Provided information: Begin

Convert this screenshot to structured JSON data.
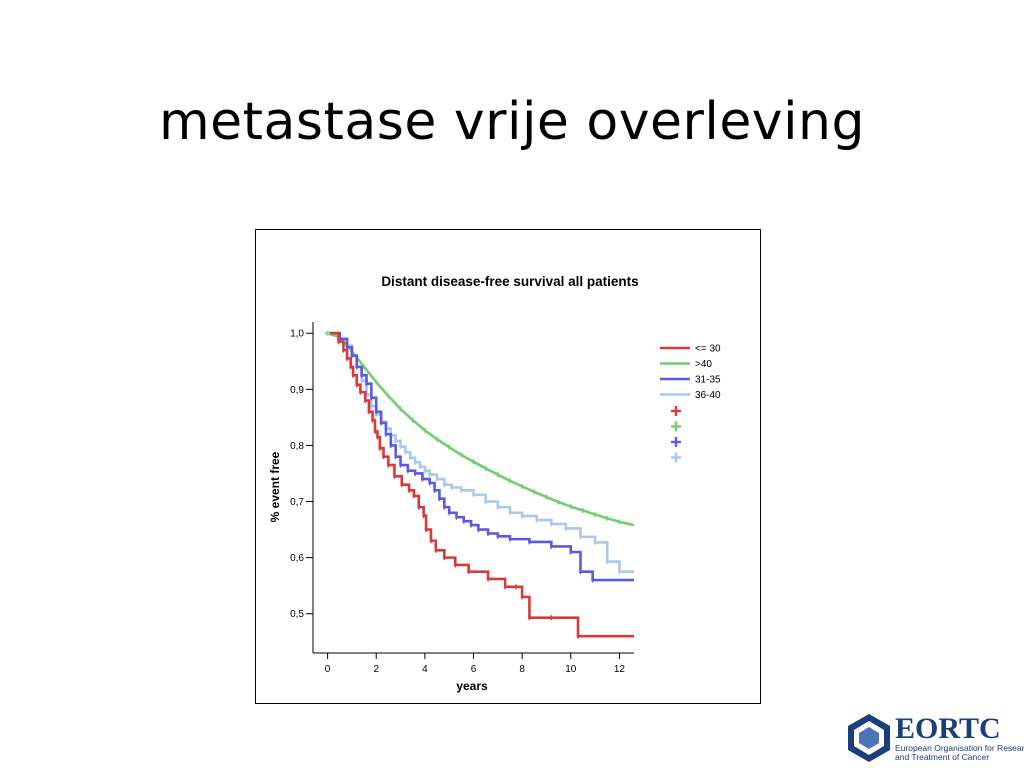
{
  "slide": {
    "title": "metastase vrije overleving"
  },
  "logo": {
    "name": "EORTC",
    "subtitle_line1": "European Organisation for Research",
    "subtitle_line2": "and Treatment of Cancer",
    "color": "#1b3f7a"
  },
  "chart_data": {
    "type": "line",
    "title": "Distant disease-free survival all patients",
    "xlabel": "years",
    "ylabel": "% event free",
    "xlim": [
      -0.6,
      12.6
    ],
    "ylim": [
      0.43,
      1.02
    ],
    "x_ticks": [
      0,
      2,
      4,
      6,
      8,
      10,
      12
    ],
    "x_tick_labels": [
      "0",
      "2",
      "4",
      "6",
      "8",
      "10",
      "12"
    ],
    "y_ticks": [
      0.5,
      0.6,
      0.7,
      0.8,
      0.9,
      1.0
    ],
    "y_tick_labels": [
      "0,5",
      "0,6",
      "0,7",
      "0,8",
      "0,9",
      "1,0"
    ],
    "grid": false,
    "legend_placement": "right",
    "series": [
      {
        "name": "<= 30",
        "color": "#d83a3a",
        "step": true,
        "x": [
          0,
          0.45,
          0.65,
          0.8,
          0.95,
          1.05,
          1.2,
          1.35,
          1.55,
          1.7,
          1.85,
          1.95,
          2.05,
          2.15,
          2.3,
          2.5,
          2.75,
          3.05,
          3.35,
          3.55,
          3.75,
          3.95,
          4.05,
          4.25,
          4.45,
          4.8,
          5.25,
          5.8,
          6.6,
          7.3,
          7.75,
          8.0,
          8.3,
          9.2,
          10.3,
          12.6
        ],
        "y": [
          1.0,
          0.985,
          0.97,
          0.955,
          0.94,
          0.925,
          0.908,
          0.895,
          0.88,
          0.86,
          0.845,
          0.825,
          0.815,
          0.795,
          0.78,
          0.765,
          0.745,
          0.73,
          0.72,
          0.71,
          0.69,
          0.675,
          0.65,
          0.63,
          0.613,
          0.6,
          0.587,
          0.575,
          0.562,
          0.548,
          0.548,
          0.53,
          0.493,
          0.493,
          0.46,
          0.46
        ]
      },
      {
        "name": ">40",
        "color": "#6fcf6f",
        "step": false,
        "x": [
          0,
          0.5,
          1.0,
          1.5,
          2.0,
          2.5,
          3.0,
          3.5,
          4.0,
          4.5,
          5.0,
          5.5,
          6.0,
          6.5,
          7.0,
          7.5,
          8.0,
          8.5,
          9.0,
          9.5,
          10.0,
          10.5,
          11.0,
          11.5,
          12.0,
          12.6
        ],
        "y": [
          1.0,
          0.993,
          0.968,
          0.94,
          0.913,
          0.888,
          0.865,
          0.845,
          0.827,
          0.811,
          0.797,
          0.783,
          0.771,
          0.759,
          0.748,
          0.737,
          0.727,
          0.717,
          0.708,
          0.699,
          0.691,
          0.684,
          0.677,
          0.67,
          0.664,
          0.658
        ]
      },
      {
        "name": "31-35",
        "color": "#5b5be0",
        "step": true,
        "x": [
          0,
          0.5,
          0.8,
          1.0,
          1.2,
          1.4,
          1.6,
          1.8,
          2.0,
          2.2,
          2.4,
          2.6,
          2.8,
          3.0,
          3.3,
          3.6,
          3.9,
          4.2,
          4.4,
          4.6,
          4.8,
          5.0,
          5.3,
          5.6,
          5.9,
          6.2,
          6.6,
          7.0,
          7.5,
          8.3,
          9.2,
          10.0,
          10.4,
          10.9,
          12.6
        ],
        "y": [
          1.0,
          0.99,
          0.975,
          0.96,
          0.94,
          0.925,
          0.91,
          0.885,
          0.86,
          0.84,
          0.82,
          0.8,
          0.78,
          0.765,
          0.755,
          0.75,
          0.74,
          0.733,
          0.72,
          0.705,
          0.69,
          0.68,
          0.672,
          0.665,
          0.658,
          0.65,
          0.643,
          0.638,
          0.633,
          0.628,
          0.62,
          0.61,
          0.575,
          0.56,
          0.56
        ]
      },
      {
        "name": "36-40",
        "color": "#a8c8ec",
        "step": true,
        "x": [
          0,
          0.5,
          0.8,
          1.0,
          1.2,
          1.4,
          1.6,
          1.8,
          2.0,
          2.2,
          2.4,
          2.6,
          2.8,
          3.0,
          3.2,
          3.4,
          3.6,
          3.8,
          4.0,
          4.2,
          4.5,
          4.8,
          5.1,
          5.5,
          6.0,
          6.5,
          7.0,
          7.5,
          8.0,
          8.6,
          9.2,
          9.8,
          10.4,
          11.0,
          11.5,
          12.0,
          12.6
        ],
        "y": [
          1.0,
          0.99,
          0.978,
          0.96,
          0.94,
          0.915,
          0.89,
          0.87,
          0.855,
          0.842,
          0.83,
          0.818,
          0.808,
          0.798,
          0.788,
          0.778,
          0.77,
          0.762,
          0.755,
          0.748,
          0.74,
          0.73,
          0.725,
          0.72,
          0.712,
          0.7,
          0.69,
          0.68,
          0.674,
          0.667,
          0.66,
          0.652,
          0.637,
          0.627,
          0.593,
          0.575,
          0.575
        ]
      }
    ]
  }
}
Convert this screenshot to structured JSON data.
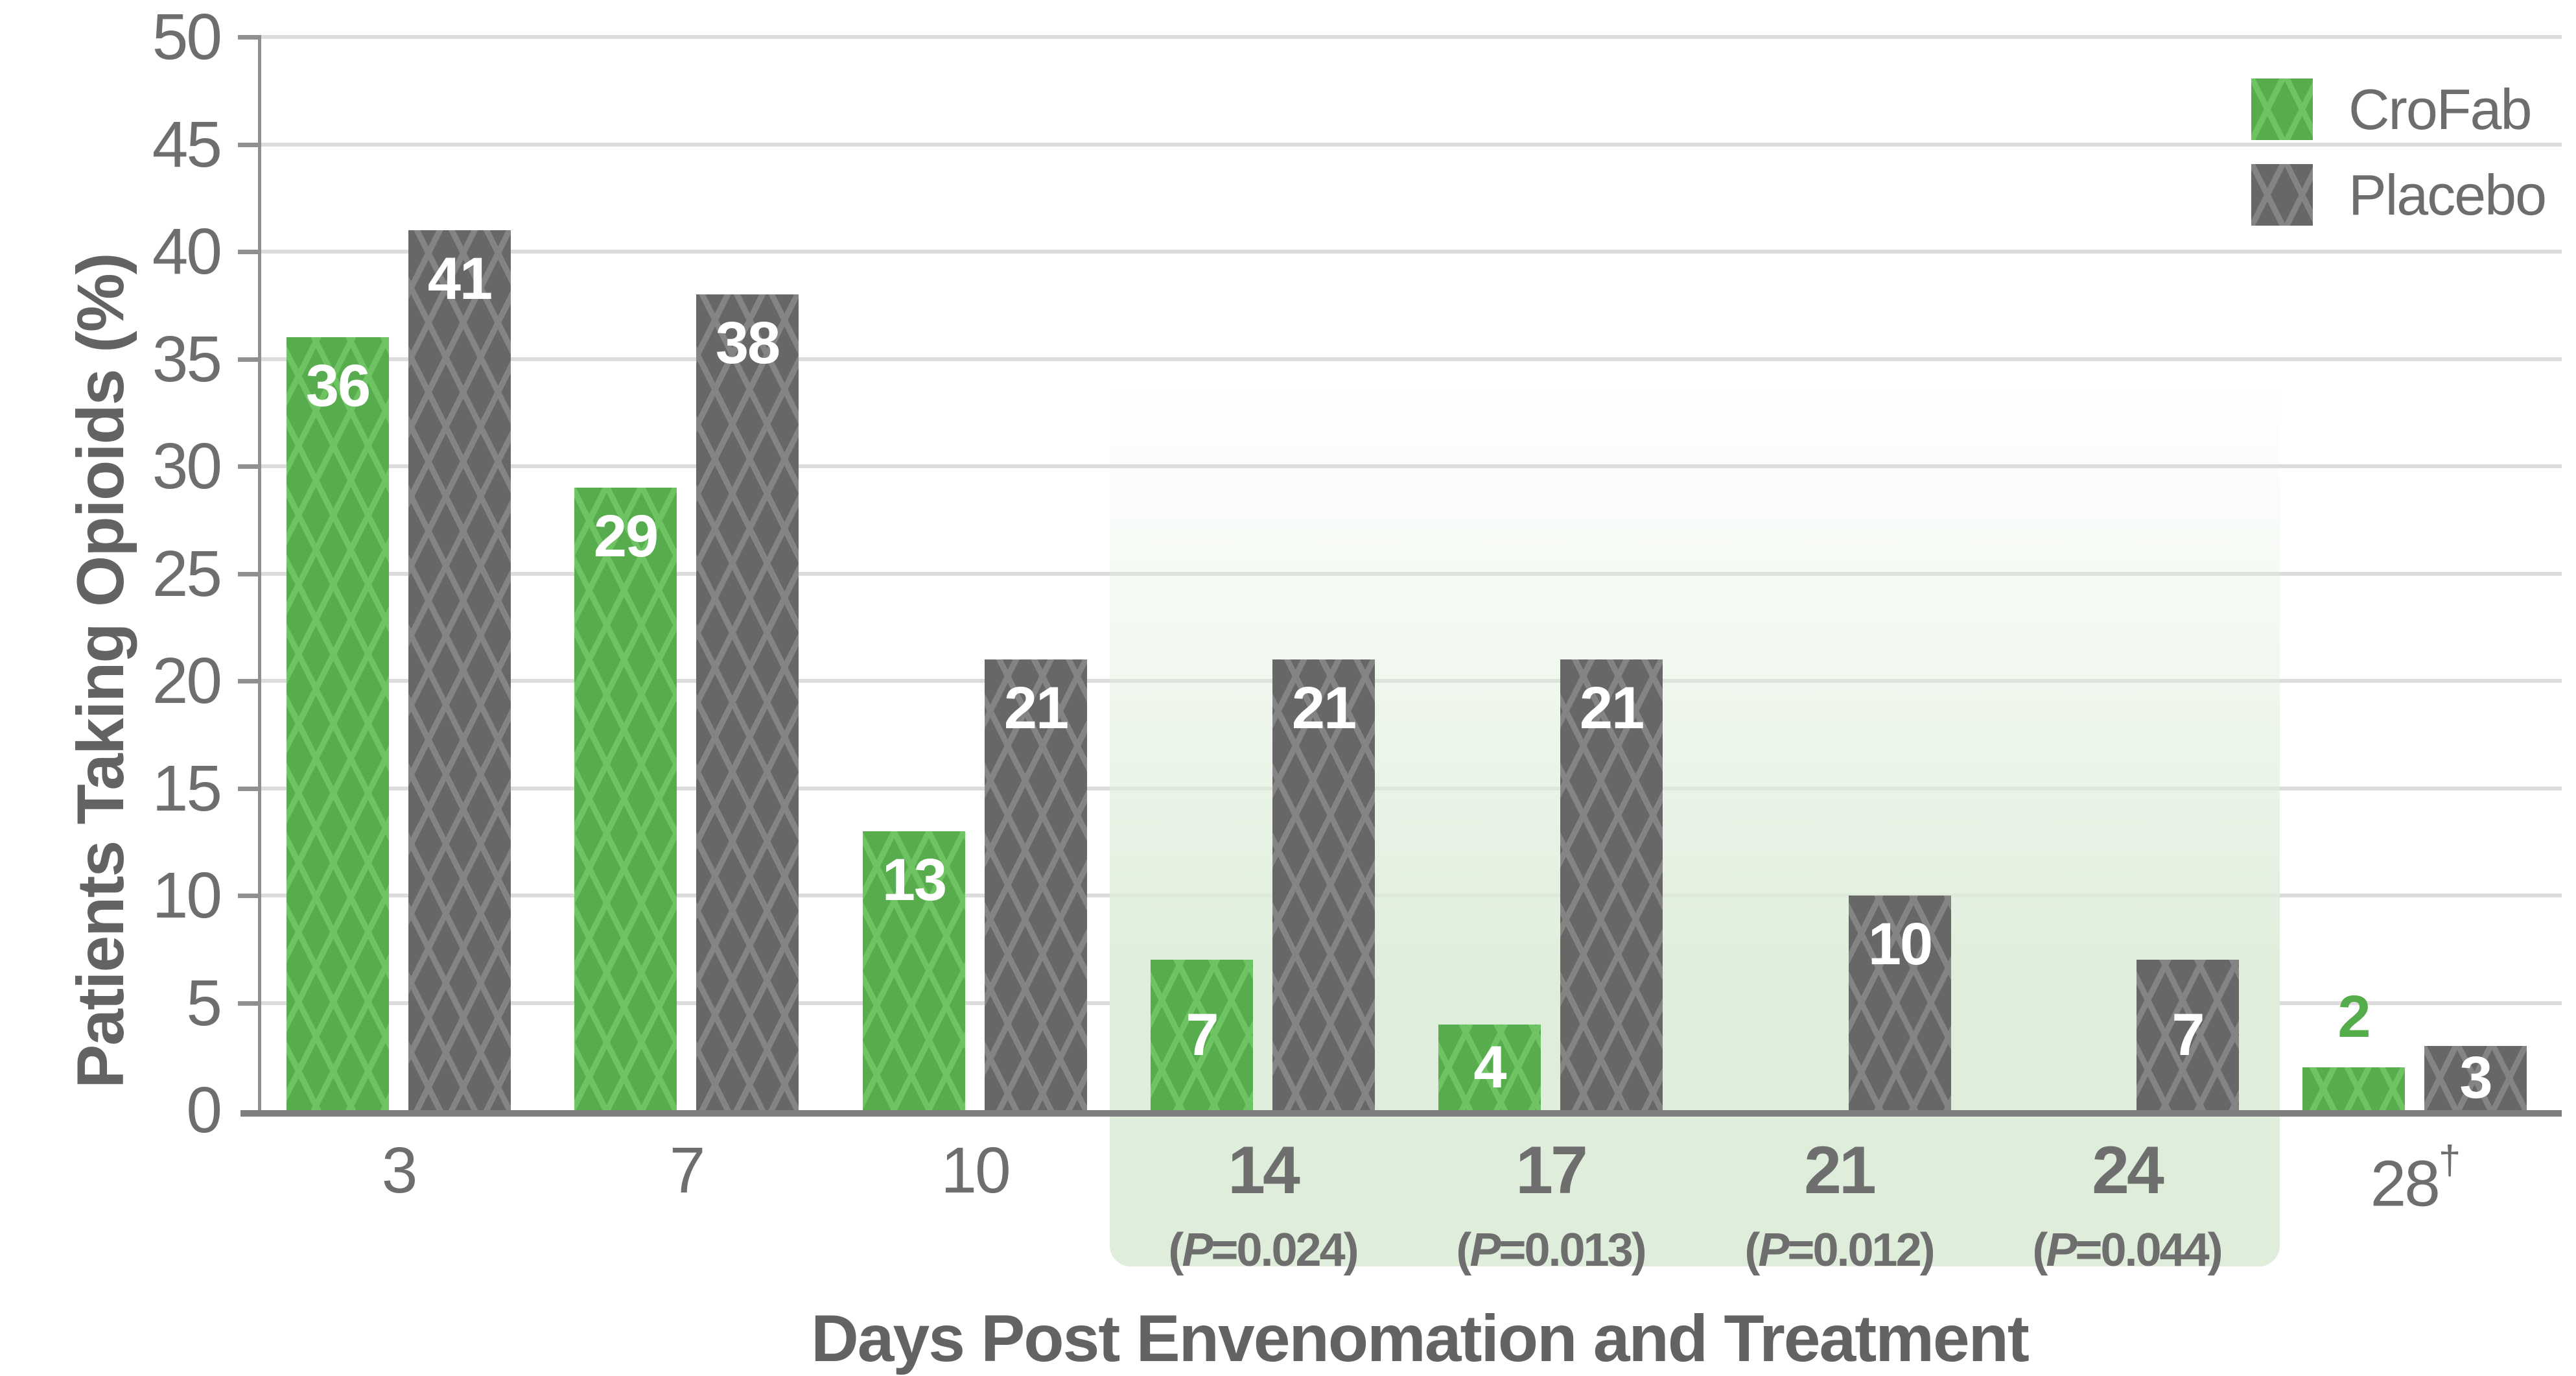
{
  "chart_data": {
    "type": "bar",
    "title": "",
    "categories": [
      "3",
      "7",
      "10",
      "14",
      "17",
      "21",
      "24",
      "28†"
    ],
    "series": [
      {
        "name": "CroFab",
        "values": [
          36,
          29,
          13,
          7,
          4,
          0,
          0,
          2
        ]
      },
      {
        "name": "Placebo",
        "values": [
          41,
          38,
          21,
          21,
          21,
          10,
          7,
          3
        ]
      }
    ],
    "bar_value_labels": {
      "CroFab": [
        "36",
        "29",
        "13",
        "7",
        "4",
        "",
        "",
        "2"
      ],
      "Placebo": [
        "41",
        "38",
        "21",
        "21",
        "21",
        "10",
        "7",
        "3"
      ]
    },
    "p_labels": [
      "",
      "",
      "",
      "(P=0.024)",
      "(P=0.013)",
      "(P=0.012)",
      "(P=0.044)",
      ""
    ],
    "highlighted_categories": [
      "14",
      "17",
      "21",
      "24"
    ],
    "xlabel": "Days Post Envenomation and Treatment",
    "ylabel": "Patients Taking Opioids (%)",
    "ylim": [
      0,
      50
    ],
    "y_tick_labels": [
      "0",
      "5",
      "10",
      "15",
      "20",
      "25",
      "30",
      "35",
      "40",
      "45",
      "50"
    ],
    "grid": true,
    "legend_position": "top-right"
  },
  "legend": {
    "items": [
      {
        "label": "CroFab",
        "key": "crofab"
      },
      {
        "label": "Placebo",
        "key": "placebo"
      }
    ]
  },
  "colors": {
    "crofab_base": "#57ad4d",
    "crofab_lattice": "#6ec463",
    "crofab_label_above": "#54ac4b",
    "placebo_base": "#676767",
    "placebo_lattice": "#848484",
    "grid": "#dcdcdc",
    "axis": "#8f8f8f",
    "baseline": "#7f7f7f",
    "tick_text": "#6e6e6e",
    "title_text": "#636363",
    "legend_text": "#6d6d6d",
    "bar_label_text": "#ffffff",
    "highlight": "#deeeda"
  }
}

Provided information: End

Task: Set down every entry above exactly as written. Leave out all pictures.

Answer to the problem:
Convert this screenshot to structured JSON data.
{
  "slide": {
    "title": "metastase vrije overleving"
  },
  "logo": {
    "name": "EORTC",
    "subtitle_line1": "European Organisation for Research",
    "subtitle_line2": "and Treatment of Cancer",
    "color": "#1b3f7a"
  },
  "chart_data": {
    "type": "line",
    "title": "Distant disease-free survival all patients",
    "xlabel": "years",
    "ylabel": "% event free",
    "xlim": [
      -0.6,
      12.6
    ],
    "ylim": [
      0.43,
      1.02
    ],
    "x_ticks": [
      0,
      2,
      4,
      6,
      8,
      10,
      12
    ],
    "x_tick_labels": [
      "0",
      "2",
      "4",
      "6",
      "8",
      "10",
      "12"
    ],
    "y_ticks": [
      0.5,
      0.6,
      0.7,
      0.8,
      0.9,
      1.0
    ],
    "y_tick_labels": [
      "0,5",
      "0,6",
      "0,7",
      "0,8",
      "0,9",
      "1,0"
    ],
    "grid": false,
    "legend_placement": "right",
    "series": [
      {
        "name": "<= 30",
        "color": "#d83a3a",
        "step": true,
        "x": [
          0,
          0.45,
          0.65,
          0.8,
          0.95,
          1.05,
          1.2,
          1.35,
          1.55,
          1.7,
          1.85,
          1.95,
          2.05,
          2.15,
          2.3,
          2.5,
          2.75,
          3.05,
          3.35,
          3.55,
          3.75,
          3.95,
          4.05,
          4.25,
          4.45,
          4.8,
          5.25,
          5.8,
          6.6,
          7.3,
          7.75,
          8.0,
          8.3,
          9.2,
          10.3,
          12.6
        ],
        "y": [
          1.0,
          0.985,
          0.97,
          0.955,
          0.94,
          0.925,
          0.908,
          0.895,
          0.88,
          0.86,
          0.845,
          0.825,
          0.815,
          0.795,
          0.78,
          0.765,
          0.745,
          0.73,
          0.72,
          0.71,
          0.69,
          0.675,
          0.65,
          0.63,
          0.613,
          0.6,
          0.587,
          0.575,
          0.562,
          0.548,
          0.548,
          0.53,
          0.493,
          0.493,
          0.46,
          0.46
        ]
      },
      {
        "name": ">40",
        "color": "#6fcf6f",
        "step": false,
        "x": [
          0,
          0.5,
          1.0,
          1.5,
          2.0,
          2.5,
          3.0,
          3.5,
          4.0,
          4.5,
          5.0,
          5.5,
          6.0,
          6.5,
          7.0,
          7.5,
          8.0,
          8.5,
          9.0,
          9.5,
          10.0,
          10.5,
          11.0,
          11.5,
          12.0,
          12.6
        ],
        "y": [
          1.0,
          0.993,
          0.968,
          0.94,
          0.913,
          0.888,
          0.865,
          0.845,
          0.827,
          0.811,
          0.797,
          0.783,
          0.771,
          0.759,
          0.748,
          0.737,
          0.727,
          0.717,
          0.708,
          0.699,
          0.691,
          0.684,
          0.677,
          0.67,
          0.664,
          0.658
        ]
      },
      {
        "name": "31-35",
        "color": "#5b5be0",
        "step": true,
        "x": [
          0,
          0.5,
          0.8,
          1.0,
          1.2,
          1.4,
          1.6,
          1.8,
          2.0,
          2.2,
          2.4,
          2.6,
          2.8,
          3.0,
          3.3,
          3.6,
          3.9,
          4.2,
          4.4,
          4.6,
          4.8,
          5.0,
          5.3,
          5.6,
          5.9,
          6.2,
          6.6,
          7.0,
          7.5,
          8.3,
          9.2,
          10.0,
          10.4,
          10.9,
          12.6
        ],
        "y": [
          1.0,
          0.99,
          0.975,
          0.96,
          0.94,
          0.925,
          0.91,
          0.885,
          0.86,
          0.84,
          0.82,
          0.8,
          0.78,
          0.765,
          0.755,
          0.75,
          0.74,
          0.733,
          0.72,
          0.705,
          0.69,
          0.68,
          0.672,
          0.665,
          0.658,
          0.65,
          0.643,
          0.638,
          0.633,
          0.628,
          0.62,
          0.61,
          0.575,
          0.56,
          0.56
        ]
      },
      {
        "name": "36-40",
        "color": "#a8c8ec",
        "step": true,
        "x": [
          0,
          0.5,
          0.8,
          1.0,
          1.2,
          1.4,
          1.6,
          1.8,
          2.0,
          2.2,
          2.4,
          2.6,
          2.8,
          3.0,
          3.2,
          3.4,
          3.6,
          3.8,
          4.0,
          4.2,
          4.5,
          4.8,
          5.1,
          5.5,
          6.0,
          6.5,
          7.0,
          7.5,
          8.0,
          8.6,
          9.2,
          9.8,
          10.4,
          11.0,
          11.5,
          12.0,
          12.6
        ],
        "y": [
          1.0,
          0.99,
          0.978,
          0.96,
          0.94,
          0.915,
          0.89,
          0.87,
          0.855,
          0.842,
          0.83,
          0.818,
          0.808,
          0.798,
          0.788,
          0.778,
          0.77,
          0.762,
          0.755,
          0.748,
          0.74,
          0.73,
          0.725,
          0.72,
          0.712,
          0.7,
          0.69,
          0.68,
          0.674,
          0.667,
          0.66,
          0.652,
          0.637,
          0.627,
          0.593,
          0.575,
          0.575
        ]
      }
    ]
  }
}
Convert this screenshot to structured JSON data.
{
  "chart_data": {
    "type": "bar",
    "title": "",
    "categories": [
      "3",
      "7",
      "10",
      "14",
      "17",
      "21",
      "24",
      "28†"
    ],
    "series": [
      {
        "name": "CroFab",
        "values": [
          36,
          29,
          13,
          7,
          4,
          0,
          0,
          2
        ]
      },
      {
        "name": "Placebo",
        "values": [
          41,
          38,
          21,
          21,
          21,
          10,
          7,
          3
        ]
      }
    ],
    "bar_value_labels": {
      "CroFab": [
        "36",
        "29",
        "13",
        "7",
        "4",
        "",
        "",
        "2"
      ],
      "Placebo": [
        "41",
        "38",
        "21",
        "21",
        "21",
        "10",
        "7",
        "3"
      ]
    },
    "p_labels": [
      "",
      "",
      "",
      "(P=0.024)",
      "(P=0.013)",
      "(P=0.012)",
      "(P=0.044)",
      ""
    ],
    "highlighted_categories": [
      "14",
      "17",
      "21",
      "24"
    ],
    "xlabel": "Days Post Envenomation and Treatment",
    "ylabel": "Patients Taking Opioids (%)",
    "ylim": [
      0,
      50
    ],
    "y_tick_labels": [
      "0",
      "5",
      "10",
      "15",
      "20",
      "25",
      "30",
      "35",
      "40",
      "45",
      "50"
    ],
    "grid": true,
    "legend_position": "top-right"
  },
  "legend": {
    "items": [
      {
        "label": "CroFab",
        "key": "crofab"
      },
      {
        "label": "Placebo",
        "key": "placebo"
      }
    ]
  },
  "colors": {
    "crofab_base": "#57ad4d",
    "crofab_lattice": "#6ec463",
    "crofab_label_above": "#54ac4b",
    "placebo_base": "#676767",
    "placebo_lattice": "#848484",
    "grid": "#dcdcdc",
    "axis": "#8f8f8f",
    "baseline": "#7f7f7f",
    "tick_text": "#6e6e6e",
    "title_text": "#636363",
    "legend_text": "#6d6d6d",
    "bar_label_text": "#ffffff",
    "highlight": "#deeeda"
  }
}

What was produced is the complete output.